## Stated exercise:
Give the number of lines that hold the string "不是整个". Nothing else is needed.

## Exercise material:
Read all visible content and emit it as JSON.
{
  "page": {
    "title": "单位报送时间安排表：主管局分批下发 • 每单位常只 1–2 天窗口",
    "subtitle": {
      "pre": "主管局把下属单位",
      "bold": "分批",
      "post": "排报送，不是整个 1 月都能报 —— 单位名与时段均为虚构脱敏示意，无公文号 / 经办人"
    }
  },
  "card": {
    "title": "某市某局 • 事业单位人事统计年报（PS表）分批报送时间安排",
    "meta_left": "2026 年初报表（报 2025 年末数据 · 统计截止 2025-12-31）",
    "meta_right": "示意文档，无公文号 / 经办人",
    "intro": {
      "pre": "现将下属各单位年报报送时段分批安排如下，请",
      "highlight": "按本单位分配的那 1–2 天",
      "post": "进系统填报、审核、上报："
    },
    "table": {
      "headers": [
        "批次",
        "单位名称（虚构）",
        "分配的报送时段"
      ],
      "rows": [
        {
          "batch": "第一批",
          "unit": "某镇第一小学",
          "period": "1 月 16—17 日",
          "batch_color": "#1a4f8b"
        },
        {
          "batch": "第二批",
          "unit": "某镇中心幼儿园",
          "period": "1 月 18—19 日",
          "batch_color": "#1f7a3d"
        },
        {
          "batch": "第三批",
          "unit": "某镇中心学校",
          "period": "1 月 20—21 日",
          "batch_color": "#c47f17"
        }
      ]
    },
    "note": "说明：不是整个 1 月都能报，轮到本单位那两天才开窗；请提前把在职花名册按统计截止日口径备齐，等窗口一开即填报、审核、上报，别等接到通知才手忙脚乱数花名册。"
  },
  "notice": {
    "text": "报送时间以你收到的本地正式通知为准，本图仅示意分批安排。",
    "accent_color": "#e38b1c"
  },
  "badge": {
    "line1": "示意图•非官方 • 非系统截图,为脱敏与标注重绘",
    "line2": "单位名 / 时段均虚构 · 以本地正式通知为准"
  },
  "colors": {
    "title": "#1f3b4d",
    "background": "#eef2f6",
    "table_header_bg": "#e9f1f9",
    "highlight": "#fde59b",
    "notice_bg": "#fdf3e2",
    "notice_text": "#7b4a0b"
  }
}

## Exercise result:
2